Set down each entry from the block beneath, exactly as written.

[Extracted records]
++++++++++++++++++++

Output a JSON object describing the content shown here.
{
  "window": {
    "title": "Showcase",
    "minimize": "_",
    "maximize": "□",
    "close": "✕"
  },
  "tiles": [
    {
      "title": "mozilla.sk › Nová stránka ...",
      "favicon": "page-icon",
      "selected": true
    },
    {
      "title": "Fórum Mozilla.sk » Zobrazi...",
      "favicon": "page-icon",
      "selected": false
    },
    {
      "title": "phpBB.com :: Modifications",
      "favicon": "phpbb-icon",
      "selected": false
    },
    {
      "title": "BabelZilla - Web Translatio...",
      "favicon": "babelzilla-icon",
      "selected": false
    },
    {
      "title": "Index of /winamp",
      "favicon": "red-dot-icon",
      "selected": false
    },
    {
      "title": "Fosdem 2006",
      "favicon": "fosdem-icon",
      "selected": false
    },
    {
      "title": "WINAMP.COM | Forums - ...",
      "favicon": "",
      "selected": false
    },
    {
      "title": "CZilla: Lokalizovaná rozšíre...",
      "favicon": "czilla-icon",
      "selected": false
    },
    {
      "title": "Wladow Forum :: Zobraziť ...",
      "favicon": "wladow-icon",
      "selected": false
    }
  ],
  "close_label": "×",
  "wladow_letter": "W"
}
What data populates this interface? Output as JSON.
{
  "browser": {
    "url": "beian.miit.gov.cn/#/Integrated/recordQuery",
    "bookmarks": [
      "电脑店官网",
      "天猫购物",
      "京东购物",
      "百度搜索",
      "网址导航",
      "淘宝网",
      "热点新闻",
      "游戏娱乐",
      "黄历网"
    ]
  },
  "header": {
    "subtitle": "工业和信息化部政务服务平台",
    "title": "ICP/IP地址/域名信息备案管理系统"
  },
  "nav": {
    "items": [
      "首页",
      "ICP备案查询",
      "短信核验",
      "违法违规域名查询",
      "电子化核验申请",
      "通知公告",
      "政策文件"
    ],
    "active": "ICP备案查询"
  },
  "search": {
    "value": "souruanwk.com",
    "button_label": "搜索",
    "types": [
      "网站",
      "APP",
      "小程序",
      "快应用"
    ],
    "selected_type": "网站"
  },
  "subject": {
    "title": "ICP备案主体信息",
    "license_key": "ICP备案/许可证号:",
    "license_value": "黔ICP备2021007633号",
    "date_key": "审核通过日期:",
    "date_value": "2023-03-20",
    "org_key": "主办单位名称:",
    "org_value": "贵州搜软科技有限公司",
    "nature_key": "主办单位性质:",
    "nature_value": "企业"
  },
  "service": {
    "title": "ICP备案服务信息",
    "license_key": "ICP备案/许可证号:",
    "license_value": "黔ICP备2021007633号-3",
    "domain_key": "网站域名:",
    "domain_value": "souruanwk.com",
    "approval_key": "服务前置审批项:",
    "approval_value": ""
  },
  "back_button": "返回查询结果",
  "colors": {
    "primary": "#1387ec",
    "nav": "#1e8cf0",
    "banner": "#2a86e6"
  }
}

++++++++++++++++++++

#### [OUTPUT FOR THIS EXERCISE]
Output a JSON object describing the content shown here.
{
  "window": {
    "title": "Showcase",
    "minimize": "_",
    "maximize": "□",
    "close": "✕"
  },
  "tiles": [
    {
      "title": "mozilla.sk › Nová stránka ...",
      "favicon": "page-icon",
      "selected": true
    },
    {
      "title": "Fórum Mozilla.sk » Zobrazi...",
      "favicon": "page-icon",
      "selected": false
    },
    {
      "title": "phpBB.com :: Modifications",
      "favicon": "phpbb-icon",
      "selected": false
    },
    {
      "title": "BabelZilla - Web Translatio...",
      "favicon": "babelzilla-icon",
      "selected": false
    },
    {
      "title": "Index of /winamp",
      "favicon": "red-dot-icon",
      "selected": false
    },
    {
      "title": "Fosdem 2006",
      "favicon": "fosdem-icon",
      "selected": false
    },
    {
      "title": "WINAMP.COM | Forums - ...",
      "favicon": "",
      "selected": false
    },
    {
      "title": "CZilla: Lokalizovaná rozšíre...",
      "favicon": "czilla-icon",
      "selected": false
    },
    {
      "title": "Wladow Forum :: Zobraziť ...",
      "favicon": "wladow-icon",
      "selected": false
    }
  ],
  "close_label": "×",
  "wladow_letter": "W"
}
What data populates this interface? Output as JSON.
{
  "browser": {
    "url": "beian.miit.gov.cn/#/Integrated/recordQuery",
    "bookmarks": [
      "电脑店官网",
      "天猫购物",
      "京东购物",
      "百度搜索",
      "网址导航",
      "淘宝网",
      "热点新闻",
      "游戏娱乐",
      "黄历网"
    ]
  },
  "header": {
    "subtitle": "工业和信息化部政务服务平台",
    "title": "ICP/IP地址/域名信息备案管理系统"
  },
  "nav": {
    "items": [
      "首页",
      "ICP备案查询",
      "短信核验",
      "违法违规域名查询",
      "电子化核验申请",
      "通知公告",
      "政策文件"
    ],
    "active": "ICP备案查询"
  },
  "search": {
    "value": "souruanwk.com",
    "button_label": "搜索",
    "types": [
      "网站",
      "APP",
      "小程序",
      "快应用"
    ],
    "selected_type": "网站"
  },
  "subject": {
    "title": "ICP备案主体信息",
    "license_key": "ICP备案/许可证号:",
    "license_value": "黔ICP备2021007633号",
    "date_key": "审核通过日期:",
    "date_value": "2023-03-20",
    "org_key": "主办单位名称:",
    "org_value": "贵州搜软科技有限公司",
    "nature_key": "主办单位性质:",
    "nature_value": "企业"
  },
  "service": {
    "title": "ICP备案服务信息",
    "license_key": "ICP备案/许可证号:",
    "license_value": "黔ICP备2021007633号-3",
    "domain_key": "网站域名:",
    "domain_value": "souruanwk.com",
    "approval_key": "服务前置审批项:",
    "approval_value": ""
  },
  "back_button": "返回查询结果",
  "colors": {
    "primary": "#1387ec",
    "nav": "#1e8cf0",
    "banner": "#2a86e6"
  }
}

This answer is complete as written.